> [WHAT YOU SHOULD DO]:
Transcribe the records in full, keeping every character as it is.

> [SUPPLIED RECORDS]:
+--
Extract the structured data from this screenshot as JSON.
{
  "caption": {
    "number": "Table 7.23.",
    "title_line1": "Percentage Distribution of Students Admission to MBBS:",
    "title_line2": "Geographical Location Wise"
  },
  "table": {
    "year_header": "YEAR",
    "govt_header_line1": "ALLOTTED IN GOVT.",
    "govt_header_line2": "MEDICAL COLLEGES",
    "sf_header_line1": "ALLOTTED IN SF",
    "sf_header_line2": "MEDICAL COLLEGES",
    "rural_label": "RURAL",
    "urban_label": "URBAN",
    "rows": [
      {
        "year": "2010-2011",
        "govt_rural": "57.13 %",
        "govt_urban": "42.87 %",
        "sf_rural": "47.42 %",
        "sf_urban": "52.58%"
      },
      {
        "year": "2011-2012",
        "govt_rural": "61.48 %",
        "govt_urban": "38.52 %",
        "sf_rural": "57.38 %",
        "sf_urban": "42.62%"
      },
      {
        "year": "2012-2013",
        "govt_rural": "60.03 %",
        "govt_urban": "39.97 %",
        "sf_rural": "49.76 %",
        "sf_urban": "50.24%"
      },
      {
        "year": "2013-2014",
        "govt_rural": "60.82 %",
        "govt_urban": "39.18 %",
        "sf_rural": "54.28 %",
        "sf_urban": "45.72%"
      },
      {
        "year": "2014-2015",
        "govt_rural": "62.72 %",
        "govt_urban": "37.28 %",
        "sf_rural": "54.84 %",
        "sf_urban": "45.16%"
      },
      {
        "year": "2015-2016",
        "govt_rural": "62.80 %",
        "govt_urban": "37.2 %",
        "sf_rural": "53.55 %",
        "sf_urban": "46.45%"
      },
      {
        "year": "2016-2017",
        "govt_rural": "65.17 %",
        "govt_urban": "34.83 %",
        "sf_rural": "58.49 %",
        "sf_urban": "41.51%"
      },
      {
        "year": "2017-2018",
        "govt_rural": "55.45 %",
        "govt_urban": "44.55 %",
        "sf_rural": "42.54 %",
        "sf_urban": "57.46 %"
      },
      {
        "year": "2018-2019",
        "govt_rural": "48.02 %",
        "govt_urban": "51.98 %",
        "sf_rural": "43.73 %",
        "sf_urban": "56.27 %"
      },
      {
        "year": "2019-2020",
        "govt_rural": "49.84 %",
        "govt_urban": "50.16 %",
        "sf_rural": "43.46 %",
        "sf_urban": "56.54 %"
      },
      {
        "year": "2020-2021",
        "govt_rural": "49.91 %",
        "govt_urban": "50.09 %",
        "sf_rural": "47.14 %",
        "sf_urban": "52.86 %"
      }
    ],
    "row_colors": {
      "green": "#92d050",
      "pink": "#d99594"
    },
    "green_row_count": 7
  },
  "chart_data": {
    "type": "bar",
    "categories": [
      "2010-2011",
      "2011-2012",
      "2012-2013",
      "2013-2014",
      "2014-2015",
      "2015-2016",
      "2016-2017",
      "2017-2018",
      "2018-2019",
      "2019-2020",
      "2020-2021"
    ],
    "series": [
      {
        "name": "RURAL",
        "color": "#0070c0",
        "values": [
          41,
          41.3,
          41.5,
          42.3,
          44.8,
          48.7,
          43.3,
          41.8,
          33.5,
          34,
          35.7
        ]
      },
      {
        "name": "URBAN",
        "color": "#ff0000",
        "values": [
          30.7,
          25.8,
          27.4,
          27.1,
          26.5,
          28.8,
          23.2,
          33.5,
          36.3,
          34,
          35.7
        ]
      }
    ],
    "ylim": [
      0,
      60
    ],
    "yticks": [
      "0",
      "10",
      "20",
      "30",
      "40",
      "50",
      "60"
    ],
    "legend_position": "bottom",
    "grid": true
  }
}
+--
> [RESULT OF THE TASK]:
Extract the structured data from this screenshot as JSON.
{
  "caption": {
    "number": "Table 7.23.",
    "title_line1": "Percentage Distribution of Students Admission to MBBS:",
    "title_line2": "Geographical Location Wise"
  },
  "table": {
    "year_header": "YEAR",
    "govt_header_line1": "ALLOTTED IN GOVT.",
    "govt_header_line2": "MEDICAL COLLEGES",
    "sf_header_line1": "ALLOTTED IN SF",
    "sf_header_line2": "MEDICAL COLLEGES",
    "rural_label": "RURAL",
    "urban_label": "URBAN",
    "rows": [
      {
        "year": "2010-2011",
        "govt_rural": "57.13 %",
        "govt_urban": "42.87 %",
        "sf_rural": "47.42 %",
        "sf_urban": "52.58%"
      },
      {
        "year": "2011-2012",
        "govt_rural": "61.48 %",
        "govt_urban": "38.52 %",
        "sf_rural": "57.38 %",
        "sf_urban": "42.62%"
      },
      {
        "year": "2012-2013",
        "govt_rural": "60.03 %",
        "govt_urban": "39.97 %",
        "sf_rural": "49.76 %",
        "sf_urban": "50.24%"
      },
      {
        "year": "2013-2014",
        "govt_rural": "60.82 %",
        "govt_urban": "39.18 %",
        "sf_rural": "54.28 %",
        "sf_urban": "45.72%"
      },
      {
        "year": "2014-2015",
        "govt_rural": "62.72 %",
        "govt_urban": "37.28 %",
        "sf_rural": "54.84 %",
        "sf_urban": "45.16%"
      },
      {
        "year": "2015-2016",
        "govt_rural": "62.80 %",
        "govt_urban": "37.2 %",
        "sf_rural": "53.55 %",
        "sf_urban": "46.45%"
      },
      {
        "year": "2016-2017",
        "govt_rural": "65.17 %",
        "govt_urban": "34.83 %",
        "sf_rural": "58.49 %",
        "sf_urban": "41.51%"
      },
      {
        "year": "2017-2018",
        "govt_rural": "55.45 %",
        "govt_urban": "44.55 %",
        "sf_rural": "42.54 %",
        "sf_urban": "57.46 %"
      },
      {
        "year": "2018-2019",
        "govt_rural": "48.02 %",
        "govt_urban": "51.98 %",
        "sf_rural": "43.73 %",
        "sf_urban": "56.27 %"
      },
      {
        "year": "2019-2020",
        "govt_rural": "49.84 %",
        "govt_urban": "50.16 %",
        "sf_rural": "43.46 %",
        "sf_urban": "56.54 %"
      },
      {
        "year": "2020-2021",
        "govt_rural": "49.91 %",
        "govt_urban": "50.09 %",
        "sf_rural": "47.14 %",
        "sf_urban": "52.86 %"
      }
    ],
    "row_colors": {
      "green": "#92d050",
      "pink": "#d99594"
    },
    "green_row_count": 7
  },
  "chart_data": {
    "type": "bar",
    "categories": [
      "2010-2011",
      "2011-2012",
      "2012-2013",
      "2013-2014",
      "2014-2015",
      "2015-2016",
      "2016-2017",
      "2017-2018",
      "2018-2019",
      "2019-2020",
      "2020-2021"
    ],
    "series": [
      {
        "name": "RURAL",
        "color": "#0070c0",
        "values": [
          41,
          41.3,
          41.5,
          42.3,
          44.8,
          48.7,
          43.3,
          41.8,
          33.5,
          34,
          35.7
        ]
      },
      {
        "name": "URBAN",
        "color": "#ff0000",
        "values": [
          30.7,
          25.8,
          27.4,
          27.1,
          26.5,
          28.8,
          23.2,
          33.5,
          36.3,
          34,
          35.7
        ]
      }
    ],
    "ylim": [
      0,
      60
    ],
    "yticks": [
      "0",
      "10",
      "20",
      "30",
      "40",
      "50",
      "60"
    ],
    "legend_position": "bottom",
    "grid": true
  }
}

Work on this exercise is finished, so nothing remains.